● WHAT IS NEEDED
Look through the records and report how many lines include the word "name", with no other words.

Data entries:
# # # # # # #
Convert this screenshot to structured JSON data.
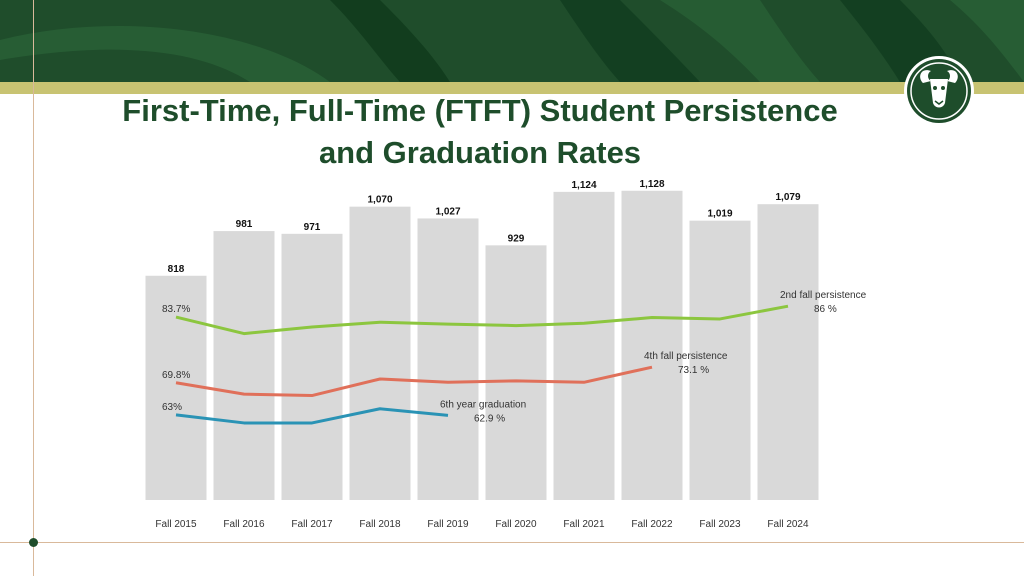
{
  "title": {
    "line1": "First-Time, Full-Time (FTFT) Student Persistence",
    "line2": "and Graduation Rates"
  },
  "colors": {
    "banner": "#1f4d2b",
    "gold": "#c8c372",
    "bars": "#d9d9d9",
    "second_fall": "#8cc63f",
    "fourth_fall": "#e0705a",
    "sixth_year": "#2a93b5",
    "title": "#1e4d2b"
  },
  "chart_data": {
    "type": "bar",
    "categories": [
      "Fall 2015",
      "Fall 2016",
      "Fall 2017",
      "Fall 2018",
      "Fall 2019",
      "Fall 2020",
      "Fall 2021",
      "Fall 2022",
      "Fall 2023",
      "Fall 2024"
    ],
    "values": [
      818,
      981,
      971,
      1070,
      1027,
      929,
      1124,
      1128,
      1019,
      1079
    ],
    "bar_labels": [
      "818",
      "981",
      "971",
      "1,070",
      "1,027",
      "929",
      "1,124",
      "1,128",
      "1,019",
      "1,079"
    ],
    "ylim": [
      0,
      1160
    ],
    "lines": [
      {
        "name": "2nd fall persistence",
        "values": [
          83.7,
          80.2,
          81.6,
          82.6,
          82.2,
          81.9,
          82.4,
          83.6,
          83.3,
          86
        ],
        "start_label": "83.7%",
        "end_label": "86 %",
        "color_key": "second_fall"
      },
      {
        "name": "4th fall persistence",
        "values": [
          69.8,
          67.4,
          67.1,
          70.6,
          69.9,
          70.2,
          69.9,
          73.1
        ],
        "start_label": "69.8%",
        "end_label": "73.1 %",
        "color_key": "fourth_fall"
      },
      {
        "name": "6th year graduation",
        "values": [
          63,
          61.3,
          61.3,
          64.3,
          62.9
        ],
        "start_label": "63%",
        "end_label": "62.9 %",
        "color_key": "sixth_year"
      }
    ],
    "line_ylim": [
      45,
      100
    ]
  }
}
# # # # # # #
● FINISHED ANSWER
3